■ Request ■
Look for the string "front" and copy every line that has it.

Recorded data

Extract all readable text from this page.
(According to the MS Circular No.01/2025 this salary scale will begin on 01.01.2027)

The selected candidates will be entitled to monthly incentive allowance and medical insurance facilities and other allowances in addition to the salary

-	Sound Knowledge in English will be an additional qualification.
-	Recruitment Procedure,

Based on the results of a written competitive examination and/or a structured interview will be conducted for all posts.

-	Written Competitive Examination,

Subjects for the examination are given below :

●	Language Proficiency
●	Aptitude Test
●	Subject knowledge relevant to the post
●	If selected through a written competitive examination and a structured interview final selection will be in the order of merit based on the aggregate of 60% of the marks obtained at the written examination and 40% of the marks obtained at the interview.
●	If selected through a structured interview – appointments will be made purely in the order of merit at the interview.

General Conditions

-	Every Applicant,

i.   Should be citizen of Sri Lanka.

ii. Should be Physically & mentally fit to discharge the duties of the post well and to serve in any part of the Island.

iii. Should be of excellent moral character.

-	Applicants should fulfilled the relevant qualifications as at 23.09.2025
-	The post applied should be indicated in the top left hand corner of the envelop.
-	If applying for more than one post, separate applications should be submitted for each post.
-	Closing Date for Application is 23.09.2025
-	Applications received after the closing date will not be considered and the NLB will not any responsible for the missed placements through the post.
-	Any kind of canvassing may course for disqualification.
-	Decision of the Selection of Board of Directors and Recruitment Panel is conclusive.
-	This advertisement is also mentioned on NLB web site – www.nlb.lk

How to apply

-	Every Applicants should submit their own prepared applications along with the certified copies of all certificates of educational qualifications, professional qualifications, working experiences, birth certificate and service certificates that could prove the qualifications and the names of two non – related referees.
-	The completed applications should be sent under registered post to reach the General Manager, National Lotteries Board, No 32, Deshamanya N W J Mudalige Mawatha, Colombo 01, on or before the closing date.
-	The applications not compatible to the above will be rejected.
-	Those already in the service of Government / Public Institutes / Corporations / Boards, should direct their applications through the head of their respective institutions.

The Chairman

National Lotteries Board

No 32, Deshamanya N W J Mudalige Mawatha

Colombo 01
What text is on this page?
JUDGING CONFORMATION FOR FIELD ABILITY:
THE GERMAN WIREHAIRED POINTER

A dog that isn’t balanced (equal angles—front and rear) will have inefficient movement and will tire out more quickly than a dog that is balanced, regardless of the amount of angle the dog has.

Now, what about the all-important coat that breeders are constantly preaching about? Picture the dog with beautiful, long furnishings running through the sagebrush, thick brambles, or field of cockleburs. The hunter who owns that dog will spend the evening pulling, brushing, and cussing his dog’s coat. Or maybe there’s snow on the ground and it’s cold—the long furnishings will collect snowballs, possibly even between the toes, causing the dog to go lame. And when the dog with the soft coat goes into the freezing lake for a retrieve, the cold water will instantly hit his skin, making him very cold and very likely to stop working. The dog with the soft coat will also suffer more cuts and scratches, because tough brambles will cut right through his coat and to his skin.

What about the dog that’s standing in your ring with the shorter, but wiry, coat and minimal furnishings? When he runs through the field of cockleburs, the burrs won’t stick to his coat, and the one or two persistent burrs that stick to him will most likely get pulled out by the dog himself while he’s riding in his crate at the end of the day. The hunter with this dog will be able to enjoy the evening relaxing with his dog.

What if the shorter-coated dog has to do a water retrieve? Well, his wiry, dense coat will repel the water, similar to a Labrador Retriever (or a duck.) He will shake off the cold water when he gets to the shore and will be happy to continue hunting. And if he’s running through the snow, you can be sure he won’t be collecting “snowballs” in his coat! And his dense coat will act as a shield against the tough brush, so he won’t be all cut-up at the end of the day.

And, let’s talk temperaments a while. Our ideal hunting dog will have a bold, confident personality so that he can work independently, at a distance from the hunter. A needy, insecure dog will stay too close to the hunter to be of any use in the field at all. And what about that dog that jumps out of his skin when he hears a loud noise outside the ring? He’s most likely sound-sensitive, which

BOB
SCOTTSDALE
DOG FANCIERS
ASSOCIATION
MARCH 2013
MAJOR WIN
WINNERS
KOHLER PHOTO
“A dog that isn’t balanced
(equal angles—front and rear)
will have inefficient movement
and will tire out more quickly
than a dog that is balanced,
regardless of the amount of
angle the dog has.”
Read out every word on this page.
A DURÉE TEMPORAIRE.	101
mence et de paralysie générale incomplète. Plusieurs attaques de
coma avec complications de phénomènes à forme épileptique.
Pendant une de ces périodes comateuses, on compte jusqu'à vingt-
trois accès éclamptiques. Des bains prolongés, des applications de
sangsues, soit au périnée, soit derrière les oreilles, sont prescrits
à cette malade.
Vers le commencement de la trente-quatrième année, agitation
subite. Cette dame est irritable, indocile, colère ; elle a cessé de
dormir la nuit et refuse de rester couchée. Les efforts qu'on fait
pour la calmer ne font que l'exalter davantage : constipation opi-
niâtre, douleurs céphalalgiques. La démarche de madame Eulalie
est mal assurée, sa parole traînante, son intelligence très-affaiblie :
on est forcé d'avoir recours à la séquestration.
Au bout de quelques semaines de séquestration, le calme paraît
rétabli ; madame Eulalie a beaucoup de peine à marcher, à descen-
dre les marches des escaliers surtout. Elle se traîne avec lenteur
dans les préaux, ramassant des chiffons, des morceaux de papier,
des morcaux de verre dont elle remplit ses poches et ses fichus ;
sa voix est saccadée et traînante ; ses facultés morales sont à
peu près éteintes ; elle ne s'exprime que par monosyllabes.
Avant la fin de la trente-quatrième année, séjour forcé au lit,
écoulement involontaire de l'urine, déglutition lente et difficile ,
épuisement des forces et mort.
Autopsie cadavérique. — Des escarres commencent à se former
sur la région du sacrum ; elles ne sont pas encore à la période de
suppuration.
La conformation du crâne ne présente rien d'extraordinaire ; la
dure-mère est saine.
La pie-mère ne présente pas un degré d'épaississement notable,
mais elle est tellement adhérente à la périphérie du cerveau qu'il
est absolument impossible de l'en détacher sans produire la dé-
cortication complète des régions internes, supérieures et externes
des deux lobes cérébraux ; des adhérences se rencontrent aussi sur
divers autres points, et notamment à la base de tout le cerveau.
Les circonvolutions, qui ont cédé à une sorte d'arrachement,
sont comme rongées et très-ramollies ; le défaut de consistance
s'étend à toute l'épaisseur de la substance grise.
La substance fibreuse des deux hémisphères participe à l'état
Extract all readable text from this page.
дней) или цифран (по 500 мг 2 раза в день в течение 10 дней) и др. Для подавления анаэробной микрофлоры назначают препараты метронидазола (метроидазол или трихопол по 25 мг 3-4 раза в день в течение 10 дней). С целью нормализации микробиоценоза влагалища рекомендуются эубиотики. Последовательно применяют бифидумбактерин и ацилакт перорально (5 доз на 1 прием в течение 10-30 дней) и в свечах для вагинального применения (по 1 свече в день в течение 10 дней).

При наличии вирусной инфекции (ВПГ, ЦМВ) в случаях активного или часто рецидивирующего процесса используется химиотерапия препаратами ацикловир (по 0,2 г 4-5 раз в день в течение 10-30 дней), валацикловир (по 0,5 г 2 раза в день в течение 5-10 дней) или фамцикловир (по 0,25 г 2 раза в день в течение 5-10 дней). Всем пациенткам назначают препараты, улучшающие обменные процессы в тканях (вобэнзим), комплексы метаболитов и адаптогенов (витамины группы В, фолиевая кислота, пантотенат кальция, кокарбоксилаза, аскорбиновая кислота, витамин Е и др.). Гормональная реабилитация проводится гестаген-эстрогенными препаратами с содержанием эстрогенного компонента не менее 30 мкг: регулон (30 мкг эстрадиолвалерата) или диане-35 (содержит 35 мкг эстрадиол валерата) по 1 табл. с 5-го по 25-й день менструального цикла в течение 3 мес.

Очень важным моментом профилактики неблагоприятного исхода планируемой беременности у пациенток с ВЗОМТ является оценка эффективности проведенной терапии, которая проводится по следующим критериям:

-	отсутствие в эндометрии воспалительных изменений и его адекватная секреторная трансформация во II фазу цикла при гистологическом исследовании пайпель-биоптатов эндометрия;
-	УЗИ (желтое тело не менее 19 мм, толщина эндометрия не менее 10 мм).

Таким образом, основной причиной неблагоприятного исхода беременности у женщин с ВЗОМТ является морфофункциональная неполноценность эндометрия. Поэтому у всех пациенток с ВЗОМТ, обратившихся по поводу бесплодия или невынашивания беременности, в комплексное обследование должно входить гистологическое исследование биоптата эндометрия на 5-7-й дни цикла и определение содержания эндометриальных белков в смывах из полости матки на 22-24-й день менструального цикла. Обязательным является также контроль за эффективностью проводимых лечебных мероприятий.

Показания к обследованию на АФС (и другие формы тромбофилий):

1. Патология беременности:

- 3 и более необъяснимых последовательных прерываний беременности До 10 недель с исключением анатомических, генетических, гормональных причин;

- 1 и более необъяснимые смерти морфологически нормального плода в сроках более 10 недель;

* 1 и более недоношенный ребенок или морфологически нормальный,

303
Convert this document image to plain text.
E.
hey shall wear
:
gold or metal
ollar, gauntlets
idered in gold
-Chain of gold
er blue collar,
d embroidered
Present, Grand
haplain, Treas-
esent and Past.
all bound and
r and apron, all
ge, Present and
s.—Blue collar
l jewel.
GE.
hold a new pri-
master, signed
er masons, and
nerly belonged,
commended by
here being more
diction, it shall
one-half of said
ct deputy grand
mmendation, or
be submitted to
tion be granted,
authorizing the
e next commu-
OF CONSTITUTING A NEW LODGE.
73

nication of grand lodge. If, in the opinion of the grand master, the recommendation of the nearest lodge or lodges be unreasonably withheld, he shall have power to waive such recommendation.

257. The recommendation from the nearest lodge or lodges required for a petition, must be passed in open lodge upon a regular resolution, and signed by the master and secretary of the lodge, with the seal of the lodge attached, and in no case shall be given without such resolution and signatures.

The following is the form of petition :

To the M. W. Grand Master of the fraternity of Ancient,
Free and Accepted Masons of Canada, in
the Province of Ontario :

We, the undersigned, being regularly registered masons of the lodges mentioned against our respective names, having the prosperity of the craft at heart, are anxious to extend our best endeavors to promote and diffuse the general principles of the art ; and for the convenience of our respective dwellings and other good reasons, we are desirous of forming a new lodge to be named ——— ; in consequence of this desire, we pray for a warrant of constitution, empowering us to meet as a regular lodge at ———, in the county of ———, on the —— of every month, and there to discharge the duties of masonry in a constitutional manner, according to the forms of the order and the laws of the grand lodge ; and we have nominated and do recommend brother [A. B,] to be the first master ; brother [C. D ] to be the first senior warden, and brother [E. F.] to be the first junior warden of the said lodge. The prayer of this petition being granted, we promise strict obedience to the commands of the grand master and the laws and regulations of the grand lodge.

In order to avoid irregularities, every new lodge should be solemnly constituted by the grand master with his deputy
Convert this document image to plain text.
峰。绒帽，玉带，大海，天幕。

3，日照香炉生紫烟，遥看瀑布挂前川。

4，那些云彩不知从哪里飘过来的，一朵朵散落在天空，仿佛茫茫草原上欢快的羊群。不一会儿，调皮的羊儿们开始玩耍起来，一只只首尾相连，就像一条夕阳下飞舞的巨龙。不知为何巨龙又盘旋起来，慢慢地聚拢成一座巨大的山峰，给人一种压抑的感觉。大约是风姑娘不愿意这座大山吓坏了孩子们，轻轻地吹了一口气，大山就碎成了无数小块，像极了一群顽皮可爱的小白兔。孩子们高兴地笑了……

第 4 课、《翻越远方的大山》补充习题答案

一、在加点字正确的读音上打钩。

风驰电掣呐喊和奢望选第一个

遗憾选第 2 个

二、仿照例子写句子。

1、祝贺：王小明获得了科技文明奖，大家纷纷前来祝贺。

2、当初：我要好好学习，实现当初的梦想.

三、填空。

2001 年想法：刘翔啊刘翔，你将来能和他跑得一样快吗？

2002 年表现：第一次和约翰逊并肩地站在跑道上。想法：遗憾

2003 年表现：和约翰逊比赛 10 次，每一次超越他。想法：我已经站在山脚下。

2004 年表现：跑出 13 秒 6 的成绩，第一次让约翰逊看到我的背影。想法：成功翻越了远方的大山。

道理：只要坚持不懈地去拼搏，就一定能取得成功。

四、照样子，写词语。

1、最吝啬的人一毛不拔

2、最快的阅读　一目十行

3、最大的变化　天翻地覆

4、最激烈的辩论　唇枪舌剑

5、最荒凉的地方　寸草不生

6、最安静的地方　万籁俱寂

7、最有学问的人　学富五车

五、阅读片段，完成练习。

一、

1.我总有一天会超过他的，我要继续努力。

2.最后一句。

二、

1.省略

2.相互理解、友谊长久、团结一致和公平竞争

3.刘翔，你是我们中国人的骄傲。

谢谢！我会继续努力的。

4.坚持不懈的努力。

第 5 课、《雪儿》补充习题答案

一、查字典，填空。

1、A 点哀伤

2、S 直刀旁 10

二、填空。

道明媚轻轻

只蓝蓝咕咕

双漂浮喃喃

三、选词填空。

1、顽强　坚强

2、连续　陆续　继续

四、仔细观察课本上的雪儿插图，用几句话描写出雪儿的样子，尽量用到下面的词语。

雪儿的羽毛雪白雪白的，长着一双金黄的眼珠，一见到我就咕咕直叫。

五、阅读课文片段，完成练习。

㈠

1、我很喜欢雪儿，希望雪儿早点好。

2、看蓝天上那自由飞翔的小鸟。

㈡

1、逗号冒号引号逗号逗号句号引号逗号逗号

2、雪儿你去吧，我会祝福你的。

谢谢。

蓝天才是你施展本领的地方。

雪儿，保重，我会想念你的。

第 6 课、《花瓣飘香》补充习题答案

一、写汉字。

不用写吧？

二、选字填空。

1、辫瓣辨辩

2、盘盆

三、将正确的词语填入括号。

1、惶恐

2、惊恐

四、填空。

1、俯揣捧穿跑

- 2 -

■ Expected answer ■
A dog that isn’t balanced (equal angles—front and rear) will have inefficient movement and will tire out more quickly than a dog that is balanced, regardless of the amount of angle the dog has.
(equal angles—front and rear)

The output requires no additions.